Given exercise —
Lines containing the word "State" are to be located and copied.

Material supplied —
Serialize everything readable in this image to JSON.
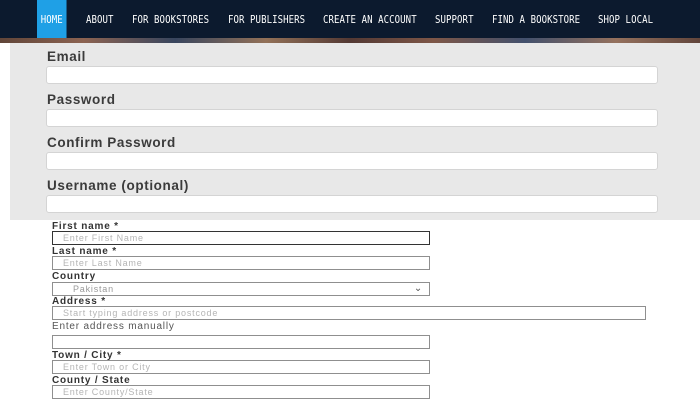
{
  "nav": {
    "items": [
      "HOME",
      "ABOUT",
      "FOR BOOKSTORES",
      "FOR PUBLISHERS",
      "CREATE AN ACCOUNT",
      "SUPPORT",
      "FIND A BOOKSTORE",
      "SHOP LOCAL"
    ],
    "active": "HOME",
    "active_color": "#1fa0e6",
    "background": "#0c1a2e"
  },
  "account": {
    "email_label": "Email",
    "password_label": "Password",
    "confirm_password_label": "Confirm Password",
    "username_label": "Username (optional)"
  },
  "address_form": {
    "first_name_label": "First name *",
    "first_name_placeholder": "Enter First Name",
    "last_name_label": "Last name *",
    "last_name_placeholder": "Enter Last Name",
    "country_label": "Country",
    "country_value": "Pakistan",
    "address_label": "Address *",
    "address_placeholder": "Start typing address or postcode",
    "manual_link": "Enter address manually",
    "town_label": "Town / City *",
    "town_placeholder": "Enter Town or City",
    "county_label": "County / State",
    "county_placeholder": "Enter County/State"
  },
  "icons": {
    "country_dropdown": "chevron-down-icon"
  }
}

---

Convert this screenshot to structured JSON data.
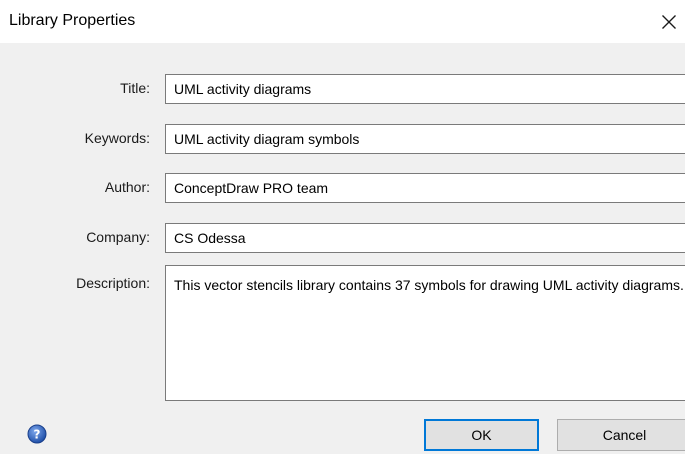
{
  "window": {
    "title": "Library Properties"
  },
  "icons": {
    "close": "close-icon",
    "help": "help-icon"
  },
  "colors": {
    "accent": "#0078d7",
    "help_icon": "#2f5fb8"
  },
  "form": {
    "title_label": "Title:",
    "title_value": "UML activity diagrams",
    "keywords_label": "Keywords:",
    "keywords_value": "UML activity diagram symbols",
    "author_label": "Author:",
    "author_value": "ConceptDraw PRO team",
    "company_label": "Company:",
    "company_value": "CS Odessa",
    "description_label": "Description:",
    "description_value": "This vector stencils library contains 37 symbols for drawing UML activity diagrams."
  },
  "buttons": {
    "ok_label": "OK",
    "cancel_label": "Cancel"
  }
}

Task output —
    "county_label": "County / State",
    "county_placeholder": "Enter County/State"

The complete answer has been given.